Pagina.
★ ★ ★ ★
Giacomo Poretti e il suo Funeral Home al Teatro Comunale di Limbiate

Al Teatro Comunale di Limbiate venerdì 19 gennaio alle ore 21 con il suo spettacolo Giacomo Poretti, insieme alla moglie Daniela Cristofori, affronta il tema della fine dell’esistenza con un inno alla vita e allo scorrere del tempo. Ci vuole coraggio a portare sulla scena un argomento scomodo come la morte. E ci vuole coraggio a riderci sopra. Si può ridere per eludere l’argomento, oppure usare la risata come una chiave d’accesso a un tema scabroso. Giacomo Poretti insieme alla moglie Daniela Cristofori si avventura su questi terreni impervi con l’arma di una comicità intelligente che unisce leggerezza e profondità di sguardo, portando in scena “Funeral Home” con la regia di Marco Zoppello.
★ ★ ★ ★
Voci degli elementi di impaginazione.
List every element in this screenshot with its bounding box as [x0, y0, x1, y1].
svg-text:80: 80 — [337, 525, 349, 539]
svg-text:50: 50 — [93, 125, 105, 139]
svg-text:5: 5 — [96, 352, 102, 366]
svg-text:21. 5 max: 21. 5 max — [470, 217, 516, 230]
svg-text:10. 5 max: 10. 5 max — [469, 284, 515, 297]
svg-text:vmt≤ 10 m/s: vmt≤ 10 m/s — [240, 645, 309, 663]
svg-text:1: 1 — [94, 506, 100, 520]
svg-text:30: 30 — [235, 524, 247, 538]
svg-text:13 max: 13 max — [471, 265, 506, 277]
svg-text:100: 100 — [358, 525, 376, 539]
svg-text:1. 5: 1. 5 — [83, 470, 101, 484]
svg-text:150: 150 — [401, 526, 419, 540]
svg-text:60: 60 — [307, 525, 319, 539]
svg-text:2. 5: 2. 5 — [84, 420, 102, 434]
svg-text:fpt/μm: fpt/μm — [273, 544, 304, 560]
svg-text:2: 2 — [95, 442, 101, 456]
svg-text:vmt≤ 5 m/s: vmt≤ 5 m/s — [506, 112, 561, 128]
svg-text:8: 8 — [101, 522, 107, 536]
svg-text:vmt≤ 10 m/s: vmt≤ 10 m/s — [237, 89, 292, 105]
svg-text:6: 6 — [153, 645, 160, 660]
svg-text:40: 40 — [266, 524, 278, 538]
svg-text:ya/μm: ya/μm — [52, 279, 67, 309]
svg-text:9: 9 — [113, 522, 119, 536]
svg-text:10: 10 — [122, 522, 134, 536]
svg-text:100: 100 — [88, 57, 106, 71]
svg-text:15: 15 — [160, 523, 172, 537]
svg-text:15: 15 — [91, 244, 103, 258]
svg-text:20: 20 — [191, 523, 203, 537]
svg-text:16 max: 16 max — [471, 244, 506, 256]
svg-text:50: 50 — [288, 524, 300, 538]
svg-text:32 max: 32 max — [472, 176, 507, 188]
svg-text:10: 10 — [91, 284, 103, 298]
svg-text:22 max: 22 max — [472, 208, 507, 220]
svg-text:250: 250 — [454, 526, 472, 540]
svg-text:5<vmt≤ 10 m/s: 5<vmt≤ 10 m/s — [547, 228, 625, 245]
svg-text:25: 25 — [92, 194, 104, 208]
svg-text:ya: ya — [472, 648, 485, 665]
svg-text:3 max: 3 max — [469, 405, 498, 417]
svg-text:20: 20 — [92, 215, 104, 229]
★ ★ ★ ★
Compiti da svolgere.
**1.** Rispondi in base alla pagina su "Funeral Home":
(a) A che ora comincia lo spettacolo a Limbiate?
(b) Chi cura la regia?
(c) Con chi va in scena Giacomo Poretti?
**2.** Estrai dai record tutte le righe e copiale senza cambiare nulla.

Soluzioni.
**1.**
(a) Alle 21.
(b) Marco Zoppello.
(c) Con la moglie Daniela Cristofori.

**2.**
List every element in this screenshot with its bounding box as [x0, y0, x1, y1].
svg-text:80: 80 — [337, 525, 349, 539]
svg-text:50: 50 — [93, 125, 105, 139]
svg-text:5: 5 — [96, 352, 102, 366]
svg-text:21. 5 max: 21. 5 max — [470, 217, 516, 230]
svg-text:10. 5 max: 10. 5 max — [469, 284, 515, 297]
svg-text:vmt≤ 10 m/s: vmt≤ 10 m/s — [240, 645, 309, 663]
svg-text:1: 1 — [94, 506, 100, 520]
svg-text:30: 30 — [235, 524, 247, 538]
svg-text:13 max: 13 max — [471, 265, 506, 277]
svg-text:100: 100 — [358, 525, 376, 539]
svg-text:1. 5: 1. 5 — [83, 470, 101, 484]
svg-text:150: 150 — [401, 526, 419, 540]
svg-text:60: 60 — [307, 525, 319, 539]
svg-text:2. 5: 2. 5 — [84, 420, 102, 434]
svg-text:fpt/μm: fpt/μm — [273, 544, 304, 560]
svg-text:2: 2 — [95, 442, 101, 456]
svg-text:vmt≤ 5 m/s: vmt≤ 5 m/s — [506, 112, 561, 128]
svg-text:8: 8 — [101, 522, 107, 536]
svg-text:vmt≤ 10 m/s: vmt≤ 10 m/s — [237, 89, 292, 105]
svg-text:6: 6 — [153, 645, 160, 660]
svg-text:40: 40 — [266, 524, 278, 538]
svg-text:ya/μm: ya/μm — [52, 279, 67, 309]
svg-text:9: 9 — [113, 522, 119, 536]
svg-text:10: 10 — [122, 522, 134, 536]
svg-text:100: 100 — [88, 57, 106, 71]
svg-text:15: 15 — [160, 523, 172, 537]
svg-text:15: 15 — [91, 244, 103, 258]
svg-text:20: 20 — [191, 523, 203, 537]
svg-text:16 max: 16 max — [471, 244, 506, 256]
svg-text:50: 50 — [288, 524, 300, 538]
svg-text:32 max: 32 max — [472, 176, 507, 188]
svg-text:10: 10 — [91, 284, 103, 298]
svg-text:22 max: 22 max — [472, 208, 507, 220]
svg-text:250: 250 — [454, 526, 472, 540]
svg-text:5<vmt≤ 10 m/s: 5<vmt≤ 10 m/s — [547, 228, 625, 245]
svg-text:25: 25 — [92, 194, 104, 208]
svg-text:ya: ya — [472, 648, 485, 665]
svg-text:3 max: 3 max — [469, 405, 498, 417]
svg-text:20: 20 — [92, 215, 104, 229]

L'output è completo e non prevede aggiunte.